• **WHAT TO DO**: Below are records to be output exactly, every one of them.

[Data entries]
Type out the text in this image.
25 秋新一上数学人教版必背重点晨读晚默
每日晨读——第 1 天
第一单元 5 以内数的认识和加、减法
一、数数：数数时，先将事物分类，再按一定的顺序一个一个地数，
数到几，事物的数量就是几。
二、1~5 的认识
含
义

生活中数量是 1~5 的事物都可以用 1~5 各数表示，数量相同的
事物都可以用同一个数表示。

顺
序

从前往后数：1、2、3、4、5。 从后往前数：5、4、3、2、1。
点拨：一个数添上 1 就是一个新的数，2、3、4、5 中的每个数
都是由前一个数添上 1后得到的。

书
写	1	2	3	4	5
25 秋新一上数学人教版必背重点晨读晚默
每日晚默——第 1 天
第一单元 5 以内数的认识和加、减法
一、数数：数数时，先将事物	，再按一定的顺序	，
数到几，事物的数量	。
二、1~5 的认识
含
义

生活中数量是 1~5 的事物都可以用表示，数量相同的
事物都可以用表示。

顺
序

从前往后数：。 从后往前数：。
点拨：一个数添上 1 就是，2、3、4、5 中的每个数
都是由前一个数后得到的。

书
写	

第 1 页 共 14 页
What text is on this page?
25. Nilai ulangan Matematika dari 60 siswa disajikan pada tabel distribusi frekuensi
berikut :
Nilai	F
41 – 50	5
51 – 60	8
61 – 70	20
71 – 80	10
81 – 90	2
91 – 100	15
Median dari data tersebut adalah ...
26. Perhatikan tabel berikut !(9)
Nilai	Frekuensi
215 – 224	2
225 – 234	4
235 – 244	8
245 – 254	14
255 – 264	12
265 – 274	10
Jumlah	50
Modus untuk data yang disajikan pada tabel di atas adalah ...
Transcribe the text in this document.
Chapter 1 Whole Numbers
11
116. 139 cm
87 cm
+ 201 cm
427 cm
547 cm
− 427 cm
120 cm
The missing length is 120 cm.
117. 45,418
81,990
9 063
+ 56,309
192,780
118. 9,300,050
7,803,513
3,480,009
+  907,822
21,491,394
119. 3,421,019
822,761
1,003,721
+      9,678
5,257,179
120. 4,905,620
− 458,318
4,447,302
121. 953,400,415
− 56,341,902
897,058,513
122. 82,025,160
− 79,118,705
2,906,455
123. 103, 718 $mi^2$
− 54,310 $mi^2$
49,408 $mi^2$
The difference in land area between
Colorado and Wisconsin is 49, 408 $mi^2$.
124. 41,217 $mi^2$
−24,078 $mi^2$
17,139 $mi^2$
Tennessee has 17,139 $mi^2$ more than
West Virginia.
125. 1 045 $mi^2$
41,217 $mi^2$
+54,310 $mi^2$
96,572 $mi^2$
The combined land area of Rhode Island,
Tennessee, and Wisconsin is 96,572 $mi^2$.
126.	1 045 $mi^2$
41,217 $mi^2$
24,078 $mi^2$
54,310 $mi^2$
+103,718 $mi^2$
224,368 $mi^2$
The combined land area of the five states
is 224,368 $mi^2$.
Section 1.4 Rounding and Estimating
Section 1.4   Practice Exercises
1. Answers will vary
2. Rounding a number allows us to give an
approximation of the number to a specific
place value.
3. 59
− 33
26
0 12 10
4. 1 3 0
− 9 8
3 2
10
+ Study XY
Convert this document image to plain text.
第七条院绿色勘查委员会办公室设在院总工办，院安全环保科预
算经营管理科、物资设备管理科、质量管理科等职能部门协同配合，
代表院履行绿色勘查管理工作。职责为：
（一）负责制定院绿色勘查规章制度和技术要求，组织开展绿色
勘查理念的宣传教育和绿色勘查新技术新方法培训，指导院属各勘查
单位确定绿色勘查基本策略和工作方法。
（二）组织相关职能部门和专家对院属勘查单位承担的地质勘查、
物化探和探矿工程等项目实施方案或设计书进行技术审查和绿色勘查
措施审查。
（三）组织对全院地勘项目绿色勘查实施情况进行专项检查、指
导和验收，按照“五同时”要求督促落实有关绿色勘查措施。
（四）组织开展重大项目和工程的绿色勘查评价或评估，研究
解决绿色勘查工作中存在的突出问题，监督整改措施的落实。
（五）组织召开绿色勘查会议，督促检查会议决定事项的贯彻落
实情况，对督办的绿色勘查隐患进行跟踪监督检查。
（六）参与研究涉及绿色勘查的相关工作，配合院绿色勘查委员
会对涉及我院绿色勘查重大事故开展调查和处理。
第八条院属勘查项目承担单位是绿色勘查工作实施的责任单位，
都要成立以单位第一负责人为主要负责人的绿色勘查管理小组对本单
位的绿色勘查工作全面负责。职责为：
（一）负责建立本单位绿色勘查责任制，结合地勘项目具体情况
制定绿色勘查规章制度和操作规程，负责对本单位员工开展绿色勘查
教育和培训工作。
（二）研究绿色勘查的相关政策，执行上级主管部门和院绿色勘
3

• **SOLUTION TO THIS PROBLEM**:
Type out the text in this image.
25 秋新一上数学人教版必背重点晨读晚默
每日晨读——第 1 天
第一单元 5 以内数的认识和加、减法
一、数数：数数时，先将事物分类，再按一定的顺序一个一个地数，
数到几，事物的数量就是几。
二、1~5 的认识
含
义

生活中数量是 1~5 的事物都可以用 1~5 各数表示，数量相同的
事物都可以用同一个数表示。

顺
序

从前往后数：1、2、3、4、5。 从后往前数：5、4、3、2、1。
点拨：一个数添上 1 就是一个新的数，2、3、4、5 中的每个数
都是由前一个数添上 1后得到的。

书
写	1	2	3	4	5
25 秋新一上数学人教版必背重点晨读晚默
每日晚默——第 1 天
第一单元 5 以内数的认识和加、减法
一、数数：数数时，先将事物	，再按一定的顺序	，
数到几，事物的数量	。
二、1~5 的认识
含
义

生活中数量是 1~5 的事物都可以用表示，数量相同的
事物都可以用表示。

顺
序

从前往后数：。 从后往前数：。
点拨：一个数添上 1 就是，2、3、4、5 中的每个数
都是由前一个数后得到的。

书
写	

第 1 页 共 14 页
What text is on this page?
25. Nilai ulangan Matematika dari 60 siswa disajikan pada tabel distribusi frekuensi
berikut :
Nilai	F
41 – 50	5
51 – 60	8
61 – 70	20
71 – 80	10
81 – 90	2
91 – 100	15
Median dari data tersebut adalah ...
26. Perhatikan tabel berikut !(9)
Nilai	Frekuensi
215 – 224	2
225 – 234	4
235 – 244	8
245 – 254	14
255 – 264	12
265 – 274	10
Jumlah	50
Modus untuk data yang disajikan pada tabel di atas adalah ...
Transcribe the text in this document.
Chapter 1 Whole Numbers
11
116. 139 cm
87 cm
+ 201 cm
427 cm
547 cm
− 427 cm
120 cm
The missing length is 120 cm.
117. 45,418
81,990
9 063
+ 56,309
192,780
118. 9,300,050
7,803,513
3,480,009
+  907,822
21,491,394
119. 3,421,019
822,761
1,003,721
+      9,678
5,257,179
120. 4,905,620
− 458,318
4,447,302
121. 953,400,415
− 56,341,902
897,058,513
122. 82,025,160
− 79,118,705
2,906,455
123. 103, 718 $mi^2$
− 54,310 $mi^2$
49,408 $mi^2$
The difference in land area between
Colorado and Wisconsin is 49, 408 $mi^2$.
124. 41,217 $mi^2$
−24,078 $mi^2$
17,139 $mi^2$
Tennessee has 17,139 $mi^2$ more than
West Virginia.
125. 1 045 $mi^2$
41,217 $mi^2$
+54,310 $mi^2$
96,572 $mi^2$
The combined land area of Rhode Island,
Tennessee, and Wisconsin is 96,572 $mi^2$.
126.	1 045 $mi^2$
41,217 $mi^2$
24,078 $mi^2$
54,310 $mi^2$
+103,718 $mi^2$
224,368 $mi^2$
The combined land area of the five states
is 224,368 $mi^2$.
Section 1.4 Rounding and Estimating
Section 1.4   Practice Exercises
1. Answers will vary
2. Rounding a number allows us to give an
approximation of the number to a specific
place value.
3. 59
− 33
26
0 12 10
4. 1 3 0
− 9 8
3 2
10
+ Study XY
Convert this document image to plain text.
第七条院绿色勘查委员会办公室设在院总工办，院安全环保科预
算经营管理科、物资设备管理科、质量管理科等职能部门协同配合，
代表院履行绿色勘查管理工作。职责为：
（一）负责制定院绿色勘查规章制度和技术要求，组织开展绿色
勘查理念的宣传教育和绿色勘查新技术新方法培训，指导院属各勘查
单位确定绿色勘查基本策略和工作方法。
（二）组织相关职能部门和专家对院属勘查单位承担的地质勘查、
物化探和探矿工程等项目实施方案或设计书进行技术审查和绿色勘查
措施审查。
（三）组织对全院地勘项目绿色勘查实施情况进行专项检查、指
导和验收，按照“五同时”要求督促落实有关绿色勘查措施。
（四）组织开展重大项目和工程的绿色勘查评价或评估，研究
解决绿色勘查工作中存在的突出问题，监督整改措施的落实。
（五）组织召开绿色勘查会议，督促检查会议决定事项的贯彻落
实情况，对督办的绿色勘查隐患进行跟踪监督检查。
（六）参与研究涉及绿色勘查的相关工作，配合院绿色勘查委员
会对涉及我院绿色勘查重大事故开展调查和处理。
第八条院属勘查项目承担单位是绿色勘查工作实施的责任单位，
都要成立以单位第一负责人为主要负责人的绿色勘查管理小组对本单
位的绿色勘查工作全面负责。职责为：
（一）负责建立本单位绿色勘查责任制，结合地勘项目具体情况
制定绿色勘查规章制度和操作规程，负责对本单位员工开展绿色勘查
教育和培训工作。
（二）研究绿色勘查的相关政策，执行上级主管部门和院绿色勘
3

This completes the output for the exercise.